━━━━━ Task material ━━━━━
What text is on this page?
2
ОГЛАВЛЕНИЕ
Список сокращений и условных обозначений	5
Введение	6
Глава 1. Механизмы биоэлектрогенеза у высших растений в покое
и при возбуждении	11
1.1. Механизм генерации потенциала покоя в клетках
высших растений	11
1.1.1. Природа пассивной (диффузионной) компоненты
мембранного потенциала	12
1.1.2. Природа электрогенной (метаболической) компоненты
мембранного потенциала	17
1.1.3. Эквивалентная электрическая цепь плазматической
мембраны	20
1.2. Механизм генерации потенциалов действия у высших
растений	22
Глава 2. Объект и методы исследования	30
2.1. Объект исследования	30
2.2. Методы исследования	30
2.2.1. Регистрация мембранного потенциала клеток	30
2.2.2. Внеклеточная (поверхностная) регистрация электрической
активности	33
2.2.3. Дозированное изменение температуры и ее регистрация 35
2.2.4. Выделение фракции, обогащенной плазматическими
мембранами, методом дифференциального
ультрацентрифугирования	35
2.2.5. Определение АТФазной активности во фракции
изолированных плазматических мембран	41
━━━━━
### [The exercise]
Reproduce all of the entries word for word.

### [Task answer]
What text is on this page?
2
ОГЛАВЛЕНИЕ
Список сокращений и условных обозначений	5
Введение	6
Глава 1. Механизмы биоэлектрогенеза у высших растений в покое
и при возбуждении	11
1.1. Механизм генерации потенциала покоя в клетках
высших растений	11
1.1.1. Природа пассивной (диффузионной) компоненты
мембранного потенциала	12
1.1.2. Природа электрогенной (метаболической) компоненты
мембранного потенциала	17
1.1.3. Эквивалентная электрическая цепь плазматической
мембраны	20
1.2. Механизм генерации потенциалов действия у высших
растений	22
Глава 2. Объект и методы исследования	30
2.1. Объект исследования	30
2.2. Методы исследования	30
2.2.1. Регистрация мембранного потенциала клеток	30
2.2.2. Внеклеточная (поверхностная) регистрация электрической
активности	33
2.2.3. Дозированное изменение температуры и ее регистрация 35
2.2.4. Выделение фракции, обогащенной плазматическими
мембранами, методом дифференциального
ультрацентрифугирования	35
2.2.5. Определение АТФазной активности во фракции
изолированных плазматических мембран	41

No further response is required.